Stated exercise -
Copy out each line featuring the string "speed" from the entries beneath.

[Data entries for graphics]
>> begin

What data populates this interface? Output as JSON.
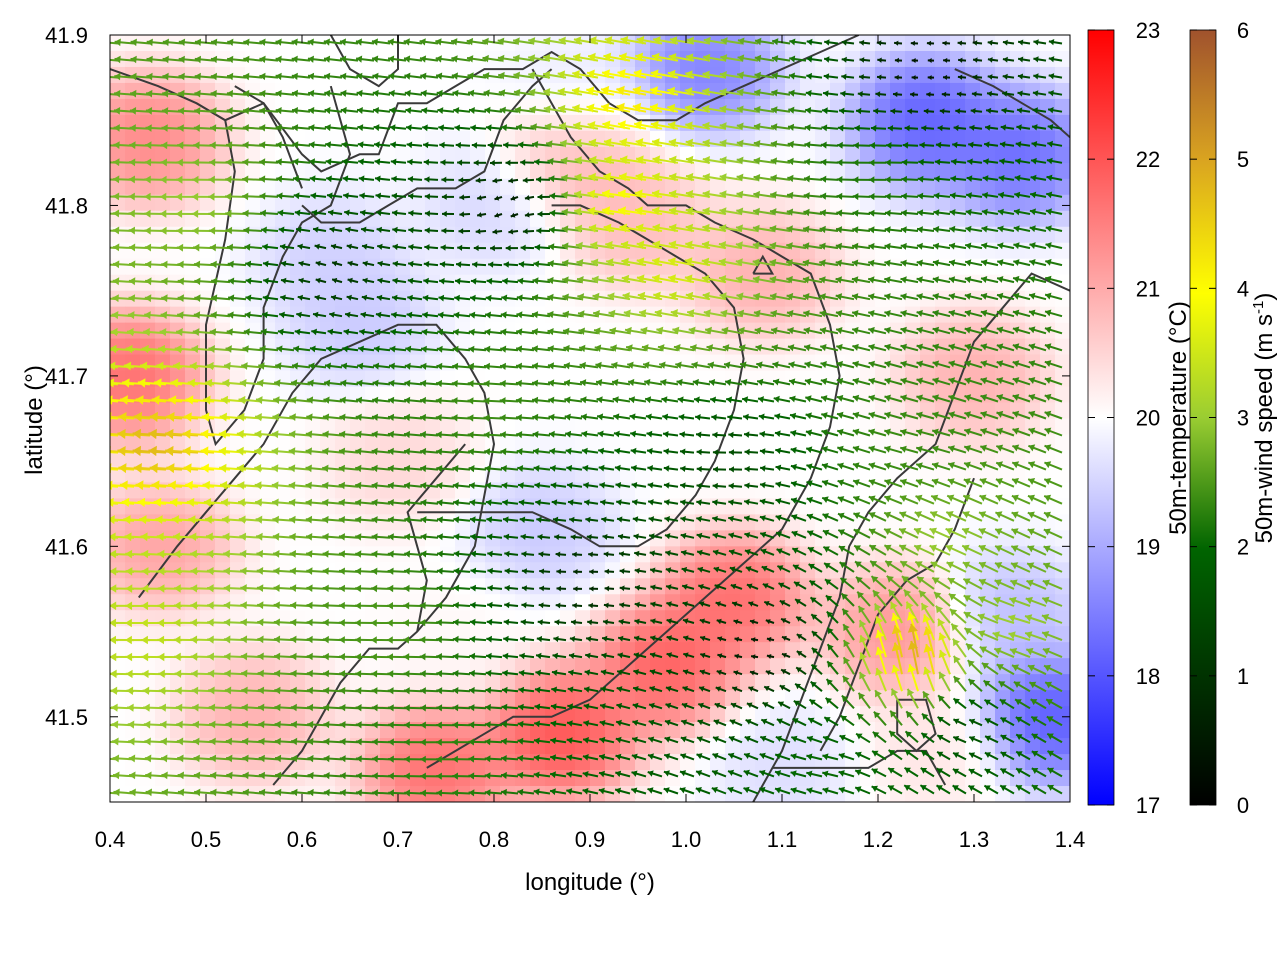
{
  "chart_data": {
    "type": "heatmap",
    "description_fields": "vector field of 50m wind over 50m temperature map with terrain contours",
    "xlabel": "longitude (°)",
    "ylabel": "latitude (°)",
    "xlim": [
      0.4,
      1.4
    ],
    "ylim": [
      41.45,
      41.9
    ],
    "xticks": [
      "0.4",
      "0.5",
      "0.6",
      "0.7",
      "0.8",
      "0.9",
      "1.0",
      "1.1",
      "1.2",
      "1.3",
      "1.4"
    ],
    "yticks": [
      "41.5",
      "41.6",
      "41.7",
      "41.8",
      "41.9"
    ],
    "temperature_colorbar": {
      "label": "50m-temperature (°C)",
      "range": [
        17,
        23
      ],
      "ticks": [
        "17",
        "18",
        "19",
        "20",
        "21",
        "22",
        "23"
      ],
      "colors": [
        "#0000ff",
        "#ffffff",
        "#ff0000"
      ]
    },
    "wind_colorbar": {
      "label": "50m-wind speed (m s-1)",
      "label_main": "50m-wind speed (m s",
      "label_sup": "-1",
      "label_end": ")",
      "range": [
        0,
        6
      ],
      "ticks": [
        "0",
        "1",
        "2",
        "3",
        "4",
        "5",
        "6"
      ],
      "colors": [
        "#000000",
        "#006400",
        "#9acd32",
        "#ffff00",
        "#daa520",
        "#a0522d"
      ]
    },
    "temperature_anomalies": [
      {
        "lon": 0.44,
        "lat": 41.84,
        "temp": 21.8
      },
      {
        "lon": 0.42,
        "lat": 41.7,
        "temp": 22.2
      },
      {
        "lon": 0.45,
        "lat": 41.6,
        "temp": 21.4
      },
      {
        "lon": 0.63,
        "lat": 41.77,
        "temp": 19.3
      },
      {
        "lon": 0.66,
        "lat": 41.73,
        "temp": 19.2
      },
      {
        "lon": 0.8,
        "lat": 41.8,
        "temp": 19.4
      },
      {
        "lon": 0.88,
        "lat": 41.86,
        "temp": 19.6
      },
      {
        "lon": 0.88,
        "lat": 41.83,
        "temp": 21.3
      },
      {
        "lon": 1.02,
        "lat": 41.88,
        "temp": 18.1
      },
      {
        "lon": 1.25,
        "lat": 41.85,
        "temp": 17.6
      },
      {
        "lon": 1.35,
        "lat": 41.83,
        "temp": 17.8
      },
      {
        "lon": 0.95,
        "lat": 41.79,
        "temp": 21.0
      },
      {
        "lon": 1.08,
        "lat": 41.76,
        "temp": 21.2
      },
      {
        "lon": 1.3,
        "lat": 41.7,
        "temp": 21.2
      },
      {
        "lon": 0.85,
        "lat": 41.61,
        "temp": 19.2
      },
      {
        "lon": 0.75,
        "lat": 41.55,
        "temp": 20.1
      },
      {
        "lon": 1.05,
        "lat": 41.57,
        "temp": 22.2
      },
      {
        "lon": 0.98,
        "lat": 41.53,
        "temp": 22.4
      },
      {
        "lon": 0.87,
        "lat": 41.49,
        "temp": 22.6
      },
      {
        "lon": 0.74,
        "lat": 41.47,
        "temp": 22.2
      },
      {
        "lon": 1.22,
        "lat": 41.55,
        "temp": 21.6
      },
      {
        "lon": 1.38,
        "lat": 41.5,
        "temp": 17.5
      },
      {
        "lon": 1.34,
        "lat": 41.56,
        "temp": 19.0
      },
      {
        "lon": 1.1,
        "lat": 41.47,
        "temp": 19.5
      },
      {
        "lon": 1.26,
        "lat": 41.48,
        "temp": 20.4
      },
      {
        "lon": 0.55,
        "lat": 41.5,
        "temp": 21.2
      },
      {
        "lon": 0.7,
        "lat": 41.65,
        "temp": 20.6
      }
    ],
    "wind_regions": [
      {
        "lon": 0.5,
        "lat": 41.8,
        "u": -3.0,
        "v": 0.0
      },
      {
        "lon": 0.47,
        "lat": 41.66,
        "u": -4.8,
        "v": 0.3
      },
      {
        "lon": 0.45,
        "lat": 41.55,
        "u": -3.4,
        "v": 0.0
      },
      {
        "lon": 0.64,
        "lat": 41.76,
        "u": -1.0,
        "v": 0.3
      },
      {
        "lon": 0.82,
        "lat": 41.8,
        "u": -0.5,
        "v": -0.3
      },
      {
        "lon": 0.95,
        "lat": 41.8,
        "u": -4.0,
        "v": 0.6
      },
      {
        "lon": 1.0,
        "lat": 41.76,
        "u": -3.6,
        "v": 0.7
      },
      {
        "lon": 0.96,
        "lat": 41.86,
        "u": -4.2,
        "v": 0.8
      },
      {
        "lon": 1.2,
        "lat": 41.82,
        "u": -2.2,
        "v": 0.0
      },
      {
        "lon": 1.25,
        "lat": 41.88,
        "u": -0.4,
        "v": 0.0
      },
      {
        "lon": 0.8,
        "lat": 41.68,
        "u": -2.4,
        "v": 0.1
      },
      {
        "lon": 1.05,
        "lat": 41.65,
        "u": -1.5,
        "v": 0.0
      },
      {
        "lon": 0.9,
        "lat": 41.58,
        "u": -0.8,
        "v": 0.0
      },
      {
        "lon": 0.7,
        "lat": 41.55,
        "u": -2.5,
        "v": 0.0
      },
      {
        "lon": 0.75,
        "lat": 41.48,
        "u": -2.3,
        "v": 0.0
      },
      {
        "lon": 1.08,
        "lat": 41.54,
        "u": -0.5,
        "v": 0.0
      },
      {
        "lon": 1.25,
        "lat": 41.66,
        "u": -2.3,
        "v": 0.6
      },
      {
        "lon": 1.28,
        "lat": 41.6,
        "u": -2.8,
        "v": 1.2
      },
      {
        "lon": 1.24,
        "lat": 41.53,
        "u": -0.8,
        "v": 5.2
      },
      {
        "lon": 1.35,
        "lat": 41.55,
        "u": -3.0,
        "v": 0.8
      },
      {
        "lon": 1.3,
        "lat": 41.49,
        "u": -1.5,
        "v": 0.5
      },
      {
        "lon": 1.15,
        "lat": 41.47,
        "u": -2.0,
        "v": 0.4
      }
    ],
    "terrain_contours": [
      [
        [
          0.4,
          41.88
        ],
        [
          0.45,
          41.87
        ],
        [
          0.49,
          41.86
        ],
        [
          0.52,
          41.85
        ],
        [
          0.56,
          41.86
        ],
        [
          0.6,
          41.83
        ],
        [
          0.62,
          41.82
        ],
        [
          0.66,
          41.83
        ],
        [
          0.68,
          41.83
        ],
        [
          0.7,
          41.86
        ],
        [
          0.73,
          41.86
        ],
        [
          0.76,
          41.87
        ],
        [
          0.79,
          41.88
        ],
        [
          0.83,
          41.88
        ],
        [
          0.86,
          41.89
        ],
        [
          0.89,
          41.88
        ],
        [
          0.92,
          41.86
        ],
        [
          0.95,
          41.85
        ],
        [
          0.99,
          41.85
        ],
        [
          1.02,
          41.86
        ],
        [
          1.06,
          41.87
        ],
        [
          1.1,
          41.88
        ],
        [
          1.14,
          41.89
        ],
        [
          1.18,
          41.9
        ]
      ],
      [
        [
          0.53,
          41.87
        ],
        [
          0.56,
          41.86
        ],
        [
          0.58,
          41.84
        ],
        [
          0.6,
          41.81
        ]
      ],
      [
        [
          0.63,
          41.9
        ],
        [
          0.65,
          41.88
        ],
        [
          0.68,
          41.87
        ],
        [
          0.7,
          41.88
        ],
        [
          0.7,
          41.9
        ]
      ],
      [
        [
          0.63,
          41.87
        ],
        [
          0.65,
          41.83
        ],
        [
          0.63,
          41.8
        ],
        [
          0.6,
          41.79
        ],
        [
          0.58,
          41.77
        ],
        [
          0.56,
          41.74
        ],
        [
          0.56,
          41.71
        ],
        [
          0.54,
          41.68
        ],
        [
          0.51,
          41.66
        ],
        [
          0.5,
          41.68
        ],
        [
          0.5,
          41.73
        ],
        [
          0.52,
          41.78
        ],
        [
          0.53,
          41.82
        ],
        [
          0.52,
          41.85
        ],
        [
          0.49,
          41.86
        ]
      ],
      [
        [
          0.6,
          41.8
        ],
        [
          0.62,
          41.79
        ],
        [
          0.66,
          41.79
        ],
        [
          0.69,
          41.8
        ],
        [
          0.72,
          41.81
        ],
        [
          0.76,
          41.81
        ],
        [
          0.79,
          41.82
        ],
        [
          0.81,
          41.85
        ],
        [
          0.84,
          41.87
        ],
        [
          0.86,
          41.88
        ]
      ],
      [
        [
          0.84,
          41.88
        ],
        [
          0.86,
          41.86
        ],
        [
          0.88,
          41.84
        ],
        [
          0.91,
          41.82
        ],
        [
          0.94,
          41.81
        ],
        [
          0.96,
          41.8
        ],
        [
          1.0,
          41.8
        ],
        [
          1.03,
          41.79
        ],
        [
          1.07,
          41.78
        ],
        [
          1.1,
          41.77
        ],
        [
          1.13,
          41.76
        ],
        [
          1.15,
          41.73
        ],
        [
          1.16,
          41.7
        ],
        [
          1.15,
          41.67
        ],
        [
          1.13,
          41.64
        ],
        [
          1.1,
          41.61
        ],
        [
          1.06,
          41.59
        ],
        [
          1.02,
          41.57
        ],
        [
          0.98,
          41.55
        ],
        [
          0.94,
          41.53
        ],
        [
          0.9,
          41.51
        ],
        [
          0.86,
          41.5
        ],
        [
          0.82,
          41.5
        ],
        [
          0.79,
          41.49
        ],
        [
          0.76,
          41.48
        ],
        [
          0.73,
          41.47
        ]
      ],
      [
        [
          0.86,
          41.8
        ],
        [
          0.89,
          41.8
        ],
        [
          0.93,
          41.79
        ],
        [
          0.96,
          41.78
        ],
        [
          0.99,
          41.77
        ],
        [
          1.02,
          41.76
        ],
        [
          1.05,
          41.74
        ],
        [
          1.06,
          41.71
        ],
        [
          1.05,
          41.68
        ],
        [
          1.03,
          41.65
        ],
        [
          1.01,
          41.63
        ],
        [
          0.98,
          41.61
        ],
        [
          0.95,
          41.6
        ],
        [
          0.91,
          41.6
        ],
        [
          0.88,
          41.61
        ],
        [
          0.84,
          41.62
        ],
        [
          0.8,
          41.62
        ],
        [
          0.76,
          41.62
        ],
        [
          0.72,
          41.62
        ]
      ],
      [
        [
          0.43,
          41.57
        ],
        [
          0.47,
          41.6
        ],
        [
          0.5,
          41.62
        ],
        [
          0.53,
          41.64
        ],
        [
          0.56,
          41.66
        ],
        [
          0.59,
          41.69
        ],
        [
          0.62,
          41.71
        ],
        [
          0.66,
          41.72
        ],
        [
          0.7,
          41.73
        ],
        [
          0.74,
          41.73
        ],
        [
          0.77,
          41.71
        ],
        [
          0.79,
          41.69
        ],
        [
          0.8,
          41.66
        ],
        [
          0.79,
          41.63
        ],
        [
          0.78,
          41.6
        ],
        [
          0.75,
          41.57
        ],
        [
          0.72,
          41.55
        ],
        [
          0.7,
          41.54
        ],
        [
          0.67,
          41.54
        ],
        [
          0.64,
          41.52
        ],
        [
          0.62,
          41.5
        ],
        [
          0.6,
          41.48
        ],
        [
          0.57,
          41.46
        ]
      ],
      [
        [
          0.72,
          41.55
        ],
        [
          0.73,
          41.58
        ],
        [
          0.72,
          41.6
        ],
        [
          0.71,
          41.62
        ],
        [
          0.74,
          41.64
        ],
        [
          0.77,
          41.66
        ]
      ],
      [
        [
          1.07,
          41.76
        ],
        [
          1.09,
          41.76
        ],
        [
          1.08,
          41.77
        ],
        [
          1.07,
          41.76
        ]
      ],
      [
        [
          1.28,
          41.88
        ],
        [
          1.32,
          41.87
        ],
        [
          1.35,
          41.86
        ],
        [
          1.38,
          41.85
        ],
        [
          1.4,
          41.84
        ]
      ],
      [
        [
          1.4,
          41.75
        ],
        [
          1.36,
          41.76
        ],
        [
          1.33,
          41.74
        ],
        [
          1.3,
          41.72
        ],
        [
          1.28,
          41.69
        ],
        [
          1.26,
          41.66
        ],
        [
          1.22,
          41.64
        ],
        [
          1.19,
          41.62
        ],
        [
          1.17,
          41.6
        ],
        [
          1.16,
          41.57
        ],
        [
          1.14,
          41.54
        ],
        [
          1.12,
          41.51
        ],
        [
          1.1,
          41.48
        ],
        [
          1.08,
          41.46
        ],
        [
          1.07,
          41.45
        ]
      ],
      [
        [
          1.3,
          41.64
        ],
        [
          1.28,
          41.61
        ],
        [
          1.26,
          41.59
        ],
        [
          1.23,
          41.58
        ],
        [
          1.2,
          41.56
        ],
        [
          1.18,
          41.53
        ],
        [
          1.16,
          41.5
        ],
        [
          1.14,
          41.48
        ]
      ],
      [
        [
          1.22,
          41.51
        ],
        [
          1.25,
          41.51
        ],
        [
          1.26,
          41.49
        ],
        [
          1.24,
          41.48
        ],
        [
          1.22,
          41.49
        ],
        [
          1.22,
          41.51
        ]
      ],
      [
        [
          1.09,
          41.47
        ],
        [
          1.14,
          41.47
        ],
        [
          1.19,
          41.47
        ],
        [
          1.22,
          41.48
        ],
        [
          1.25,
          41.48
        ],
        [
          1.27,
          41.46
        ]
      ]
    ]
  }
}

>> end

Result below -
      "label": "50m-wind speed (m s-1)",
      "label_main": "50m-wind speed (m s",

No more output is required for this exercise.